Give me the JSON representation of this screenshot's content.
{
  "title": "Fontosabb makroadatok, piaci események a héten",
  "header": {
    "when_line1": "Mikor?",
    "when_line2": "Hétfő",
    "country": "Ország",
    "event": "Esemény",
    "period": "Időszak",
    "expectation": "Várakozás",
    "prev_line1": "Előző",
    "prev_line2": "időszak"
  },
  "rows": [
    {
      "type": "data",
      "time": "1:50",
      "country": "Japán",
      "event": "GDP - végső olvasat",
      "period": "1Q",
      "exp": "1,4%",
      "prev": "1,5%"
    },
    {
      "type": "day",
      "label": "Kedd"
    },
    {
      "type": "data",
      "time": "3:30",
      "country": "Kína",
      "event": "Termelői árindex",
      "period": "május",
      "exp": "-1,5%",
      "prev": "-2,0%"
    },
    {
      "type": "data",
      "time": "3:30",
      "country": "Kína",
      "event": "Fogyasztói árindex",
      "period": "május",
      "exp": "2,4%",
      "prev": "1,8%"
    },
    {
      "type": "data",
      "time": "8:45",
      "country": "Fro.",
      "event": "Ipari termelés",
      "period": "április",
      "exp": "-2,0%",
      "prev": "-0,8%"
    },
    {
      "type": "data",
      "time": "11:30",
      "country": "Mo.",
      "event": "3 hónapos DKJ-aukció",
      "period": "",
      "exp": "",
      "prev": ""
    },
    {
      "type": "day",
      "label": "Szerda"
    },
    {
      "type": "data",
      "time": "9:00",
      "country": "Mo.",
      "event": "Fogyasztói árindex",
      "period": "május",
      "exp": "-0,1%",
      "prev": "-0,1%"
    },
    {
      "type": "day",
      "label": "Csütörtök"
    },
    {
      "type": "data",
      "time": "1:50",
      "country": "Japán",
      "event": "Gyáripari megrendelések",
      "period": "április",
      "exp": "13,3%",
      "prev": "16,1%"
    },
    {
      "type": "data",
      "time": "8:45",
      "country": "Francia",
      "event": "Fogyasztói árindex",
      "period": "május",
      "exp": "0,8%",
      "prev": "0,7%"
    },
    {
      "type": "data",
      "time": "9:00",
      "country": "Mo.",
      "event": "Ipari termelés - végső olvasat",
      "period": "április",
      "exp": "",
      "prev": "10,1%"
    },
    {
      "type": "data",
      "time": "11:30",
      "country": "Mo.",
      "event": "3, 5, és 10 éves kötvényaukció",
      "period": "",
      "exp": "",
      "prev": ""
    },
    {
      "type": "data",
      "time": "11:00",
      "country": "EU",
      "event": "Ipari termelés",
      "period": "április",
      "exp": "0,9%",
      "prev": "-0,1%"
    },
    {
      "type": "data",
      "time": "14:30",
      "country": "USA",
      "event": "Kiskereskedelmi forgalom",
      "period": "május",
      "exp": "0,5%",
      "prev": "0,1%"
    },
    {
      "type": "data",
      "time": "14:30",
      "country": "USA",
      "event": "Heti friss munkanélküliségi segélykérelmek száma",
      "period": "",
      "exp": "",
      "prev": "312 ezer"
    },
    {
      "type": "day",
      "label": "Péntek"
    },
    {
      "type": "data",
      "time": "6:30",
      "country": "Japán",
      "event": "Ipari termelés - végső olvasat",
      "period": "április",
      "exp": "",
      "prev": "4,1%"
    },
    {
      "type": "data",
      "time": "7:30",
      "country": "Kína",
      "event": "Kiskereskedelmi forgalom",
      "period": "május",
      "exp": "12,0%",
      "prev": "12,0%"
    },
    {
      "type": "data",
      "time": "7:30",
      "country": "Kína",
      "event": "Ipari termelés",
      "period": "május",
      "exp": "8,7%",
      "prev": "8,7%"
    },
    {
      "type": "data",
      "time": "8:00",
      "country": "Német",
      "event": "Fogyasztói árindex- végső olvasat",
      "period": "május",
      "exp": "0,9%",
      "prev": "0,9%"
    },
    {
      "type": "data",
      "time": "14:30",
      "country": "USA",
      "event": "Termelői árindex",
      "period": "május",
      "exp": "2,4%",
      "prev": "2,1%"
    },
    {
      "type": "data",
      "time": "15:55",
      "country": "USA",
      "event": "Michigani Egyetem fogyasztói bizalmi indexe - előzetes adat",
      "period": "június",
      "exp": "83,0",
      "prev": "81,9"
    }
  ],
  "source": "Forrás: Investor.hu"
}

######

▶ Your goal
Repeat all of the records above exactly as they appear.

▶ Exercise result
Give me the JSON representation of this screenshot's content.
{
  "title": "Fontosabb makroadatok, piaci események a héten",
  "header": {
    "when_line1": "Mikor?",
    "when_line2": "Hétfő",
    "country": "Ország",
    "event": "Esemény",
    "period": "Időszak",
    "expectation": "Várakozás",
    "prev_line1": "Előző",
    "prev_line2": "időszak"
  },
  "rows": [
    {
      "type": "data",
      "time": "1:50",
      "country": "Japán",
      "event": "GDP - végső olvasat",
      "period": "1Q",
      "exp": "1,4%",
      "prev": "1,5%"
    },
    {
      "type": "day",
      "label": "Kedd"
    },
    {
      "type": "data",
      "time": "3:30",
      "country": "Kína",
      "event": "Termelői árindex",
      "period": "május",
      "exp": "-1,5%",
      "prev": "-2,0%"
    },
    {
      "type": "data",
      "time": "3:30",
      "country": "Kína",
      "event": "Fogyasztói árindex",
      "period": "május",
      "exp": "2,4%",
      "prev": "1,8%"
    },
    {
      "type": "data",
      "time": "8:45",
      "country": "Fro.",
      "event": "Ipari termelés",
      "period": "április",
      "exp": "-2,0%",
      "prev": "-0,8%"
    },
    {
      "type": "data",
      "time": "11:30",
      "country": "Mo.",
      "event": "3 hónapos DKJ-aukció",
      "period": "",
      "exp": "",
      "prev": ""
    },
    {
      "type": "day",
      "label": "Szerda"
    },
    {
      "type": "data",
      "time": "9:00",
      "country": "Mo.",
      "event": "Fogyasztói árindex",
      "period": "május",
      "exp": "-0,1%",
      "prev": "-0,1%"
    },
    {
      "type": "day",
      "label": "Csütörtök"
    },
    {
      "type": "data",
      "time": "1:50",
      "country": "Japán",
      "event": "Gyáripari megrendelések",
      "period": "április",
      "exp": "13,3%",
      "prev": "16,1%"
    },
    {
      "type": "data",
      "time": "8:45",
      "country": "Francia",
      "event": "Fogyasztói árindex",
      "period": "május",
      "exp": "0,8%",
      "prev": "0,7%"
    },
    {
      "type": "data",
      "time": "9:00",
      "country": "Mo.",
      "event": "Ipari termelés - végső olvasat",
      "period": "április",
      "exp": "",
      "prev": "10,1%"
    },
    {
      "type": "data",
      "time": "11:30",
      "country": "Mo.",
      "event": "3, 5, és 10 éves kötvényaukció",
      "period": "",
      "exp": "",
      "prev": ""
    },
    {
      "type": "data",
      "time": "11:00",
      "country": "EU",
      "event": "Ipari termelés",
      "period": "április",
      "exp": "0,9%",
      "prev": "-0,1%"
    },
    {
      "type": "data",
      "time": "14:30",
      "country": "USA",
      "event": "Kiskereskedelmi forgalom",
      "period": "május",
      "exp": "0,5%",
      "prev": "0,1%"
    },
    {
      "type": "data",
      "time": "14:30",
      "country": "USA",
      "event": "Heti friss munkanélküliségi segélykérelmek száma",
      "period": "",
      "exp": "",
      "prev": "312 ezer"
    },
    {
      "type": "day",
      "label": "Péntek"
    },
    {
      "type": "data",
      "time": "6:30",
      "country": "Japán",
      "event": "Ipari termelés - végső olvasat",
      "period": "április",
      "exp": "",
      "prev": "4,1%"
    },
    {
      "type": "data",
      "time": "7:30",
      "country": "Kína",
      "event": "Kiskereskedelmi forgalom",
      "period": "május",
      "exp": "12,0%",
      "prev": "12,0%"
    },
    {
      "type": "data",
      "time": "7:30",
      "country": "Kína",
      "event": "Ipari termelés",
      "period": "május",
      "exp": "8,7%",
      "prev": "8,7%"
    },
    {
      "type": "data",
      "time": "8:00",
      "country": "Német",
      "event": "Fogyasztói árindex- végső olvasat",
      "period": "május",
      "exp": "0,9%",
      "prev": "0,9%"
    },
    {
      "type": "data",
      "time": "14:30",
      "country": "USA",
      "event": "Termelői árindex",
      "period": "május",
      "exp": "2,4%",
      "prev": "2,1%"
    },
    {
      "type": "data",
      "time": "15:55",
      "country": "USA",
      "event": "Michigani Egyetem fogyasztói bizalmi indexe - előzetes adat",
      "period": "június",
      "exp": "83,0",
      "prev": "81,9"
    }
  ],
  "source": "Forrás: Investor.hu"
}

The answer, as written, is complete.